--- Supplied records ---
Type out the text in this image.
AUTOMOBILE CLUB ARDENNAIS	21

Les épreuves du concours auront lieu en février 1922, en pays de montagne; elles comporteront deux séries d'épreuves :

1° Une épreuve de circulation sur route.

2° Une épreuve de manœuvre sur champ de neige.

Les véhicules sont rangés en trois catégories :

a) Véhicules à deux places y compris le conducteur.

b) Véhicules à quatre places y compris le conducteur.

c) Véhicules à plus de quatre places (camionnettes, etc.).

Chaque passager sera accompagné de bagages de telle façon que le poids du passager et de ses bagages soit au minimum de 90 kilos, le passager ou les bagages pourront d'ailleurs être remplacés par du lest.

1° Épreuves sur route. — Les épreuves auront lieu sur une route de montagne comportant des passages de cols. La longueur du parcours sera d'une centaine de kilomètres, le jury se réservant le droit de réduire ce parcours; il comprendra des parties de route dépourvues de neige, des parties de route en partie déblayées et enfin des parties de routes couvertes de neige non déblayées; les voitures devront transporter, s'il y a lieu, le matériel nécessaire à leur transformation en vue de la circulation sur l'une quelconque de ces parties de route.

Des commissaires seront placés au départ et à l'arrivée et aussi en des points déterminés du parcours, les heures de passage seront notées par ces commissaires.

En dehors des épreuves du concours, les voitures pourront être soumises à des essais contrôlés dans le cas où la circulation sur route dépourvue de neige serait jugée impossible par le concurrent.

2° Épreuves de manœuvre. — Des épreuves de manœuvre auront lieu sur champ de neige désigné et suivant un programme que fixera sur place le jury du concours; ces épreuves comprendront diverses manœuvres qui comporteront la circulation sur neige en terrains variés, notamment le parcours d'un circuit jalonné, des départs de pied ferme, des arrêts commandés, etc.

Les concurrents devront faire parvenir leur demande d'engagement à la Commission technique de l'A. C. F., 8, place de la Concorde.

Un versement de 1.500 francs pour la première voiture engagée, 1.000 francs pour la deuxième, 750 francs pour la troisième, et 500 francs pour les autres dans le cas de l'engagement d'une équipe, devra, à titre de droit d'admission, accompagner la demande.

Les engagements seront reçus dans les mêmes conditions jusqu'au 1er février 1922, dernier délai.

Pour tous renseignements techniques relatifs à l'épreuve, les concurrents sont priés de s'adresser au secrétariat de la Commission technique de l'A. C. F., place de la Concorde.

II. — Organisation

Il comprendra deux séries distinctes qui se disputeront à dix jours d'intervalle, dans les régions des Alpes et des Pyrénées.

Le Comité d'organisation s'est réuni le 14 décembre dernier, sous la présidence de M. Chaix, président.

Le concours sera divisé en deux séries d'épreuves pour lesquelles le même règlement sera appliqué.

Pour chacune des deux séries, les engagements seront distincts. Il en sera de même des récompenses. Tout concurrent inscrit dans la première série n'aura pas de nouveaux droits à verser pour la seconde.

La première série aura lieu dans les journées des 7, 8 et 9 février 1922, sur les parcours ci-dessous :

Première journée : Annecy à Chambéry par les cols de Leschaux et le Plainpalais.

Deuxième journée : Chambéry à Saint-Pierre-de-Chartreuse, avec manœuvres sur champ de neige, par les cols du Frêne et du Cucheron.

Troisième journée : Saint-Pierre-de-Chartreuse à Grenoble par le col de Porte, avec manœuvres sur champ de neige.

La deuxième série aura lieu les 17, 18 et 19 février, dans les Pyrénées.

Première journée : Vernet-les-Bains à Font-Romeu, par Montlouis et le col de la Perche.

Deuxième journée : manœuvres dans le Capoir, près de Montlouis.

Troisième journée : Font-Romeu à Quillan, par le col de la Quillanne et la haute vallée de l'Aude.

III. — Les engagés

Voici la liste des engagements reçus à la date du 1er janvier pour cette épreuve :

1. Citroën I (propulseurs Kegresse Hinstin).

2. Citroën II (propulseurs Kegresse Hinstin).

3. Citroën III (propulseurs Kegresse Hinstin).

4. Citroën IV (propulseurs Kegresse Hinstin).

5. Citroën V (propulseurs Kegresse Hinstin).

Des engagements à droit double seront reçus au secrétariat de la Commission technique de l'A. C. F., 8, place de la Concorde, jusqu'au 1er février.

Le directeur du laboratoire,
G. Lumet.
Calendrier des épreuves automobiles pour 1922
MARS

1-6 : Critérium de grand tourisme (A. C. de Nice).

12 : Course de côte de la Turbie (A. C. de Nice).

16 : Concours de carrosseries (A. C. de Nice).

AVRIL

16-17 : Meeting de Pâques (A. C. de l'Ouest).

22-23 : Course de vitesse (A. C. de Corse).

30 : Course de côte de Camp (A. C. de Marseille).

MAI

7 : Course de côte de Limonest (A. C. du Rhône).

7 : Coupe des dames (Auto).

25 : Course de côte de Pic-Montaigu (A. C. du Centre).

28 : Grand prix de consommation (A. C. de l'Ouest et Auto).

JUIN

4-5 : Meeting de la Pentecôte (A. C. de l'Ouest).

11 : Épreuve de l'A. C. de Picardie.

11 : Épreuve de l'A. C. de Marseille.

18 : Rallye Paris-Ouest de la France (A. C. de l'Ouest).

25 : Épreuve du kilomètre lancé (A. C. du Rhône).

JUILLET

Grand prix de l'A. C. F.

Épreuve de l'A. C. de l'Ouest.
---
_What the exercise asks_
All of the data shown above must be copied exactly.

_Result of the task_
Type out the text in this image.
AUTOMOBILE CLUB ARDENNAIS	21

Les épreuves du concours auront lieu en février 1922, en pays de montagne; elles comporteront deux séries d'épreuves :

1° Une épreuve de circulation sur route.

2° Une épreuve de manœuvre sur champ de neige.

Les véhicules sont rangés en trois catégories :

a) Véhicules à deux places y compris le conducteur.

b) Véhicules à quatre places y compris le conducteur.

c) Véhicules à plus de quatre places (camionnettes, etc.).

Chaque passager sera accompagné de bagages de telle façon que le poids du passager et de ses bagages soit au minimum de 90 kilos, le passager ou les bagages pourront d'ailleurs être remplacés par du lest.

1° Épreuves sur route. — Les épreuves auront lieu sur une route de montagne comportant des passages de cols. La longueur du parcours sera d'une centaine de kilomètres, le jury se réservant le droit de réduire ce parcours; il comprendra des parties de route dépourvues de neige, des parties de route en partie déblayées et enfin des parties de routes couvertes de neige non déblayées; les voitures devront transporter, s'il y a lieu, le matériel nécessaire à leur transformation en vue de la circulation sur l'une quelconque de ces parties de route.

Des commissaires seront placés au départ et à l'arrivée et aussi en des points déterminés du parcours, les heures de passage seront notées par ces commissaires.

En dehors des épreuves du concours, les voitures pourront être soumises à des essais contrôlés dans le cas où la circulation sur route dépourvue de neige serait jugée impossible par le concurrent.

2° Épreuves de manœuvre. — Des épreuves de manœuvre auront lieu sur champ de neige désigné et suivant un programme que fixera sur place le jury du concours; ces épreuves comprendront diverses manœuvres qui comporteront la circulation sur neige en terrains variés, notamment le parcours d'un circuit jalonné, des départs de pied ferme, des arrêts commandés, etc.

Les concurrents devront faire parvenir leur demande d'engagement à la Commission technique de l'A. C. F., 8, place de la Concorde.

Un versement de 1.500 francs pour la première voiture engagée, 1.000 francs pour la deuxième, 750 francs pour la troisième, et 500 francs pour les autres dans le cas de l'engagement d'une équipe, devra, à titre de droit d'admission, accompagner la demande.

Les engagements seront reçus dans les mêmes conditions jusqu'au 1er février 1922, dernier délai.

Pour tous renseignements techniques relatifs à l'épreuve, les concurrents sont priés de s'adresser au secrétariat de la Commission technique de l'A. C. F., place de la Concorde.

II. — Organisation

Il comprendra deux séries distinctes qui se disputeront à dix jours d'intervalle, dans les régions des Alpes et des Pyrénées.

Le Comité d'organisation s'est réuni le 14 décembre dernier, sous la présidence de M. Chaix, président.

Le concours sera divisé en deux séries d'épreuves pour lesquelles le même règlement sera appliqué.

Pour chacune des deux séries, les engagements seront distincts. Il en sera de même des récompenses. Tout concurrent inscrit dans la première série n'aura pas de nouveaux droits à verser pour la seconde.

La première série aura lieu dans les journées des 7, 8 et 9 février 1922, sur les parcours ci-dessous :

Première journée : Annecy à Chambéry par les cols de Leschaux et le Plainpalais.

Deuxième journée : Chambéry à Saint-Pierre-de-Chartreuse, avec manœuvres sur champ de neige, par les cols du Frêne et du Cucheron.

Troisième journée : Saint-Pierre-de-Chartreuse à Grenoble par le col de Porte, avec manœuvres sur champ de neige.

La deuxième série aura lieu les 17, 18 et 19 février, dans les Pyrénées.

Première journée : Vernet-les-Bains à Font-Romeu, par Montlouis et le col de la Perche.

Deuxième journée : manœuvres dans le Capoir, près de Montlouis.

Troisième journée : Font-Romeu à Quillan, par le col de la Quillanne et la haute vallée de l'Aude.

III. — Les engagés

Voici la liste des engagements reçus à la date du 1er janvier pour cette épreuve :

1. Citroën I (propulseurs Kegresse Hinstin).

2. Citroën II (propulseurs Kegresse Hinstin).

3. Citroën III (propulseurs Kegresse Hinstin).

4. Citroën IV (propulseurs Kegresse Hinstin).

5. Citroën V (propulseurs Kegresse Hinstin).

Des engagements à droit double seront reçus au secrétariat de la Commission technique de l'A. C. F., 8, place de la Concorde, jusqu'au 1er février.

Le directeur du laboratoire,
G. Lumet.
Calendrier des épreuves automobiles pour 1922
MARS

1-6 : Critérium de grand tourisme (A. C. de Nice).

12 : Course de côte de la Turbie (A. C. de Nice).

16 : Concours de carrosseries (A. C. de Nice).

AVRIL

16-17 : Meeting de Pâques (A. C. de l'Ouest).

22-23 : Course de vitesse (A. C. de Corse).

30 : Course de côte de Camp (A. C. de Marseille).

MAI

7 : Course de côte de Limonest (A. C. du Rhône).

7 : Coupe des dames (Auto).

25 : Course de côte de Pic-Montaigu (A. C. du Centre).

28 : Grand prix de consommation (A. C. de l'Ouest et Auto).

JUIN

4-5 : Meeting de la Pentecôte (A. C. de l'Ouest).

11 : Épreuve de l'A. C. de Picardie.

11 : Épreuve de l'A. C. de Marseille.

18 : Rallye Paris-Ouest de la France (A. C. de l'Ouest).

25 : Épreuve du kilomètre lancé (A. C. du Rhône).

JUILLET

Grand prix de l'A. C. F.

Épreuve de l'A. C. de l'Ouest.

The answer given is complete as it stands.